● **Recorded information**
--- --- ---

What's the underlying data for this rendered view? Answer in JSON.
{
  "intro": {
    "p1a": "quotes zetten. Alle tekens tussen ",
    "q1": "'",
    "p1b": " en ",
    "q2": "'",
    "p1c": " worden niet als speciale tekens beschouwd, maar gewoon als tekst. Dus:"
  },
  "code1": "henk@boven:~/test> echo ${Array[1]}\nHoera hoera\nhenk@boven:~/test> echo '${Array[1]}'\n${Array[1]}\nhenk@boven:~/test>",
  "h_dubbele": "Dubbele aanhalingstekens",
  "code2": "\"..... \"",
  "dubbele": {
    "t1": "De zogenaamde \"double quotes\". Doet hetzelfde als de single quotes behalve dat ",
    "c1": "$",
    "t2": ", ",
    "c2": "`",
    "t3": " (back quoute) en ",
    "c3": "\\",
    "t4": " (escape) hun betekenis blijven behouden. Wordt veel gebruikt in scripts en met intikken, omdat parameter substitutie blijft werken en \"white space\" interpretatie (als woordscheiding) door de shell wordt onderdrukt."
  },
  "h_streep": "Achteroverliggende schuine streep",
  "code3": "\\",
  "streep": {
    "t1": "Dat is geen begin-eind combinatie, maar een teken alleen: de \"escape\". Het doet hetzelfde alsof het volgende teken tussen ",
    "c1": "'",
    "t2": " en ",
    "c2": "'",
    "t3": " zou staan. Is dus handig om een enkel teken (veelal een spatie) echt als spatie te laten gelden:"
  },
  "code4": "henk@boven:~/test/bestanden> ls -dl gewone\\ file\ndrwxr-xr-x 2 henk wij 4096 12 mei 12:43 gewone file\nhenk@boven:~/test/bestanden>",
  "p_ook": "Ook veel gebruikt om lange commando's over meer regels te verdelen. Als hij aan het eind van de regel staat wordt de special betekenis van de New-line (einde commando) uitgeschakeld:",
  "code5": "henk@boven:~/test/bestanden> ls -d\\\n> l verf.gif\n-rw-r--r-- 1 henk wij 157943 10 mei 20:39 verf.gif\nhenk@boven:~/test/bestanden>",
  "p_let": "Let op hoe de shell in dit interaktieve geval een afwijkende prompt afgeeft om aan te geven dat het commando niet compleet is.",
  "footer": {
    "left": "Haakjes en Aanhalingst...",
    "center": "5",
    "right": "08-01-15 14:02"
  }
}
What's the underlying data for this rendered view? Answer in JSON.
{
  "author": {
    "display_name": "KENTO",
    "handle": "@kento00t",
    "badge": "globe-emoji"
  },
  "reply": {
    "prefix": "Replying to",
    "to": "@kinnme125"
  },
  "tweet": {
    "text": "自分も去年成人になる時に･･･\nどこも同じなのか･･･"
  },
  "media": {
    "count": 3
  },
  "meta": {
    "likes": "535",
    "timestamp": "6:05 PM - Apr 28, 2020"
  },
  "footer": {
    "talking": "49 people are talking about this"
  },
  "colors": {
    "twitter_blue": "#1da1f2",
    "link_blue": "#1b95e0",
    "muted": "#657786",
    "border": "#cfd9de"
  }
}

--- --- ---

● **Description of the task**
Repeat the entries above exactly, leaving nothing out.

● **Problem solution**
What's the underlying data for this rendered view? Answer in JSON.
{
  "intro": {
    "p1a": "quotes zetten. Alle tekens tussen ",
    "q1": "'",
    "p1b": " en ",
    "q2": "'",
    "p1c": " worden niet als speciale tekens beschouwd, maar gewoon als tekst. Dus:"
  },
  "code1": "henk@boven:~/test> echo ${Array[1]}\nHoera hoera\nhenk@boven:~/test> echo '${Array[1]}'\n${Array[1]}\nhenk@boven:~/test>",
  "h_dubbele": "Dubbele aanhalingstekens",
  "code2": "\"..... \"",
  "dubbele": {
    "t1": "De zogenaamde \"double quotes\". Doet hetzelfde als de single quotes behalve dat ",
    "c1": "$",
    "t2": ", ",
    "c2": "`",
    "t3": " (back quoute) en ",
    "c3": "\\",
    "t4": " (escape) hun betekenis blijven behouden. Wordt veel gebruikt in scripts en met intikken, omdat parameter substitutie blijft werken en \"white space\" interpretatie (als woordscheiding) door de shell wordt onderdrukt."
  },
  "h_streep": "Achteroverliggende schuine streep",
  "code3": "\\",
  "streep": {
    "t1": "Dat is geen begin-eind combinatie, maar een teken alleen: de \"escape\". Het doet hetzelfde alsof het volgende teken tussen ",
    "c1": "'",
    "t2": " en ",
    "c2": "'",
    "t3": " zou staan. Is dus handig om een enkel teken (veelal een spatie) echt als spatie te laten gelden:"
  },
  "code4": "henk@boven:~/test/bestanden> ls -dl gewone\\ file\ndrwxr-xr-x 2 henk wij 4096 12 mei 12:43 gewone file\nhenk@boven:~/test/bestanden>",
  "p_ook": "Ook veel gebruikt om lange commando's over meer regels te verdelen. Als hij aan het eind van de regel staat wordt de special betekenis van de New-line (einde commando) uitgeschakeld:",
  "code5": "henk@boven:~/test/bestanden> ls -d\\\n> l verf.gif\n-rw-r--r-- 1 henk wij 157943 10 mei 20:39 verf.gif\nhenk@boven:~/test/bestanden>",
  "p_let": "Let op hoe de shell in dit interaktieve geval een afwijkende prompt afgeeft om aan te geven dat het commando niet compleet is.",
  "footer": {
    "left": "Haakjes en Aanhalingst...",
    "center": "5",
    "right": "08-01-15 14:02"
  }
}
What's the underlying data for this rendered view? Answer in JSON.
{
  "author": {
    "display_name": "KENTO",
    "handle": "@kento00t",
    "badge": "globe-emoji"
  },
  "reply": {
    "prefix": "Replying to",
    "to": "@kinnme125"
  },
  "tweet": {
    "text": "自分も去年成人になる時に･･･\nどこも同じなのか･･･"
  },
  "media": {
    "count": 3
  },
  "meta": {
    "likes": "535",
    "timestamp": "6:05 PM - Apr 28, 2020"
  },
  "footer": {
    "talking": "49 people are talking about this"
  },
  "colors": {
    "twitter_blue": "#1da1f2",
    "link_blue": "#1b95e0",
    "muted": "#657786",
    "border": "#cfd9de"
  }
}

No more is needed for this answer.